[WORK TO COMPLETE] Return all lines that include the string "Guawacreme".

####################

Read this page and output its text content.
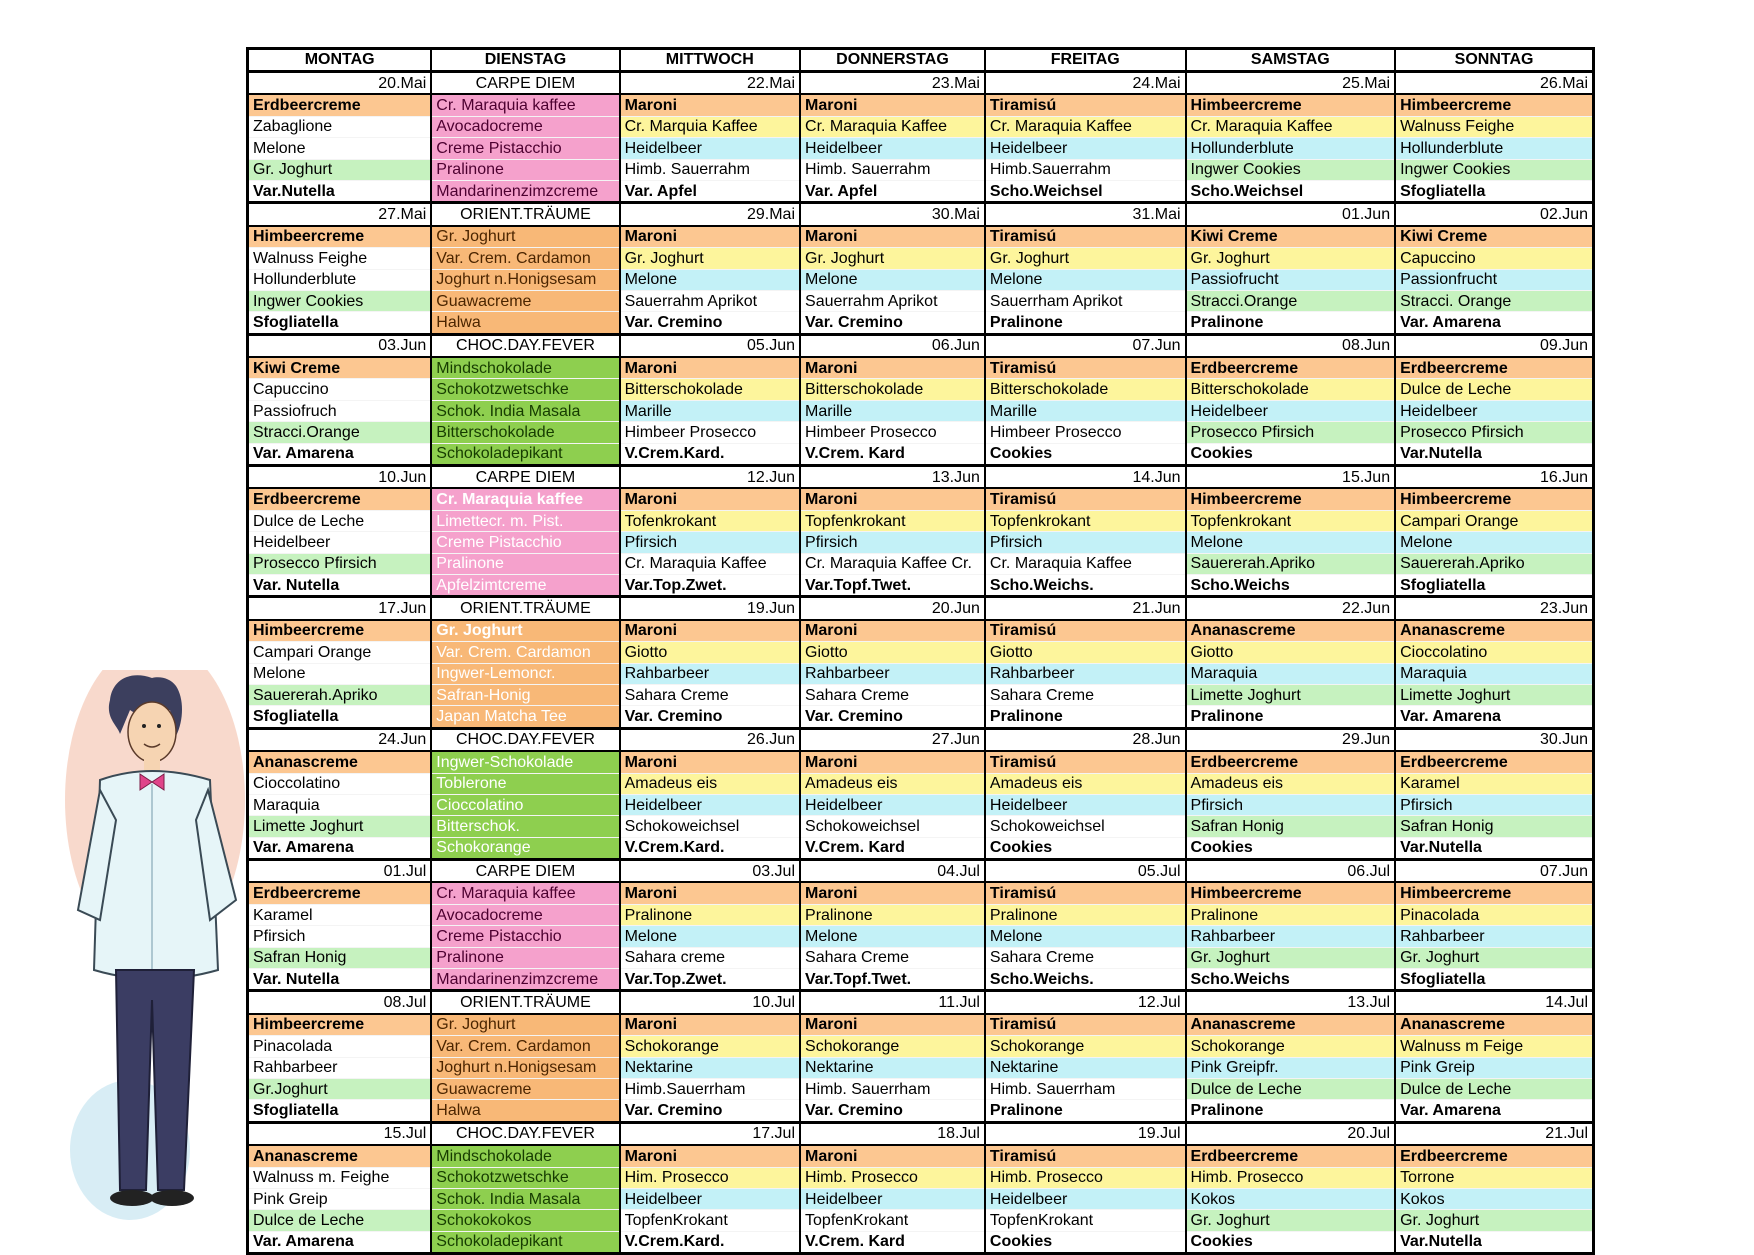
MONTAG	DIENSTAG	MITTWOCH	DONNERSTAG	FREITAG	SAMSTAG	SONNTAG
20.Mai	CARPE DIEM	22.Mai	23.Mai	24.Mai	25.Mai	26.Mai
Erdbeercreme	Cr. Maraquia kaffee	Maroni	Maroni	Tiramisú	Himbeercreme	Himbeercreme
Zabaglione	Avocadocreme	Cr. Marquia Kaffee	Cr. Maraquia Kaffee	Cr. Maraquia Kaffee	Cr. Maraquia Kaffee	Walnuss Feighe
Melone	Creme Pistacchio	Heidelbeer	Heidelbeer	Heidelbeer	Hollunderblute	Hollunderblute
Gr. Joghurt	Pralinone	Himb. Sauerrahm	Himb. Sauerrahm	Himb.Sauerrahm	Ingwer Cookies	Ingwer Cookies
Var.Nutella	Mandarinenzimzcreme	Var. Apfel	Var. Apfel	Scho.Weichsel	Scho.Weichsel	Sfogliatella
27.Mai	ORIENT.TRÄUME	29.Mai	30.Mai	31.Mai	01.Jun	02.Jun
Himbeercreme	Gr. Joghurt	Maroni	Maroni	Tiramisú	Kiwi Creme	Kiwi Creme
Walnuss Feighe	Var. Crem. Cardamon	Gr. Joghurt	Gr. Joghurt	Gr. Joghurt	Gr. Joghurt	Capuccino
Hollunderblute	Joghurt n.Honigsesam	Melone	Melone	Melone	Passiofrucht	Passionfrucht
Ingwer Cookies	Guawacreme	Sauerrahm Aprikot	Sauerrahm Aprikot	Sauerrham Aprikot	Stracci.Orange	Stracci. Orange
Sfogliatella	Halwa	Var. Cremino	Var. Cremino	Pralinone	Pralinone	Var. Amarena
03.Jun	CHOC.DAY.FEVER	05.Jun	06.Jun	07.Jun	08.Jun	09.Jun
Kiwi Creme	Mindschokolade	Maroni	Maroni	Tiramisú	Erdbeercreme	Erdbeercreme
Capuccino	Schokotzwetschke	Bitterschokolade	Bitterschokolade	Bitterschokolade	Bitterschokolade	Dulce de Leche
Passiofruch	Schok. India Masala	Marille	Marille	Marille	Heidelbeer	Heidelbeer
Stracci.Orange	Bitterschokolade	Himbeer Prosecco	Himbeer Prosecco	Himbeer Prosecco	Prosecco Pfirsich	Prosecco Pfirsich
Var. Amarena	Schokoladepikant	V.Crem.Kard.	V.Crem. Kard	Cookies	Cookies	Var.Nutella
10.Jun	CARPE DIEM	12.Jun	13.Jun	14.Jun	15.Jun	16.Jun
Erdbeercreme	Cr. Maraquia kaffee	Maroni	Maroni	Tiramisú	Himbeercreme	Himbeercreme
Dulce de Leche	Limettecr. m. Pist.	Tofenkrokant	Topfenkrokant	Topfenkrokant	Topfenkrokant	Campari Orange
Heidelbeer	Creme Pistacchio	Pfirsich	Pfirsich	Pfirsich	Melone	Melone
Prosecco Pfirsich	Pralinone	Cr. Maraquia Kaffee	Cr. Maraquia Kaffee Cr.	Cr. Maraquia Kaffee	Sauererah.Apriko	Sauererah.Apriko
Var. Nutella	Apfelzimtcreme	Var.Top.Zwet.	Var.Topf.Twet.	Scho.Weichs.	Scho.Weichs	Sfogliatella
17.Jun	ORIENT.TRÄUME	19.Jun	20.Jun	21.Jun	22.Jun	23.Jun
Himbeercreme	Gr. Joghurt	Maroni	Maroni	Tiramisú	Ananascreme	Ananascreme
Campari Orange	Var. Crem. Cardamon	Giotto	Giotto	Giotto	Giotto	Cioccolatino
Melone	Ingwer-Lemoncr.	Rahbarbeer	Rahbarbeer	Rahbarbeer	Maraquia	Maraquia
Sauererah.Apriko	Safran-Honig	Sahara Creme	Sahara Creme	Sahara Creme	Limette Joghurt	Limette Joghurt
Sfogliatella	Japan Matcha Tee	Var. Cremino	Var. Cremino	Pralinone	Pralinone	Var. Amarena
24.Jun	CHOC.DAY.FEVER	26.Jun	27.Jun	28.Jun	29.Jun	30.Jun
Ananascreme	Ingwer-Schokolade	Maroni	Maroni	Tiramisú	Erdbeercreme	Erdbeercreme
Cioccolatino	Toblerone	Amadeus eis	Amadeus eis	Amadeus eis	Amadeus eis	Karamel
Maraquia	Cioccolatino	Heidelbeer	Heidelbeer	Heidelbeer	Pfirsich	Pfirsich
Limette Joghurt	Bitterschok.	Schokoweichsel	Schokoweichsel	Schokoweichsel	Safran Honig	Safran Honig
Var. Amarena	Schokorange	V.Crem.Kard.	V.Crem. Kard	Cookies	Cookies	Var.Nutella
01.Jul	CARPE DIEM	03.Jul	04.Jul	05.Jul	06.Jul	07.Jun
Erdbeercreme	Cr. Maraquia kaffee	Maroni	Maroni	Tiramisú	Himbeercreme	Himbeercreme
Karamel	Avocadocreme	Pralinone	Pralinone	Pralinone	Pralinone	Pinacolada
Pfirsich	Creme Pistacchio	Melone	Melone	Melone	Rahbarbeer	Rahbarbeer
Safran Honig	Pralinone	Sahara creme	Sahara Creme	Sahara Creme	Gr. Joghurt	Gr. Joghurt
Var. Nutella	Mandarinenzimzcreme	Var.Top.Zwet.	Var.Topf.Twet.	Scho.Weichs.	Scho.Weichs	Sfogliatella
08.Jul	ORIENT.TRÄUME	10.Jul	11.Jul	12.Jul	13.Jul	14.Jul
Himbeercreme	Gr. Joghurt	Maroni	Maroni	Tiramisú	Ananascreme	Ananascreme
Pinacolada	Var. Crem. Cardamon	Schokorange	Schokorange	Schokorange	Schokorange	Walnuss m Feige
Rahbarbeer	Joghurt n.Honigsesam	Nektarine	Nektarine	Nektarine	Pink Greipfr.	Pink Greip
Gr.Joghurt	Guawacreme	Himb.Sauerrham	Himb. Sauerrham	Himb. Sauerrham	Dulce de Leche	Dulce de Leche
Sfogliatella	Halwa	Var. Cremino	Var. Cremino	Pralinone	Pralinone	Var. Amarena
15.Jul	CHOC.DAY.FEVER	17.Jul	18.Jul	19.Jul	20.Jul	21.Jul
Ananascreme	Mindschokolade	Maroni	Maroni	Tiramisú	Erdbeercreme	Erdbeercreme
Walnuss m. Feighe	Schokotzwetschke	Him. Prosecco	Himb. Prosecco	Himb. Prosecco	Himb. Prosecco	Torrone
Pink Greip	Schok. India Masala	Heidelbeer	Heidelbeer	Heidelbeer	Kokos	Kokos
Dulce de Leche	Schokokokos	TopfenKrokant	TopfenKrokant	TopfenKrokant	Gr. Joghurt	Gr. Joghurt
Var. Amarena	Schokoladepikant	V.Crem.Kard.	V.Crem. Kard	Cookies	Cookies	Var.Nutella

####################

[EXERCISE SOLUTION]
Ingwer Cookies	Guawacreme	Sauerrahm Aprikot	Sauerrahm Aprikot	Sauerrham Aprikot	Stracci.Orange	Stracci. Orange
Gr.Joghurt	Guawacreme	Himb.Sauerrham	Himb. Sauerrham	Himb. Sauerrham	Dulce de Leche	Dulce de Leche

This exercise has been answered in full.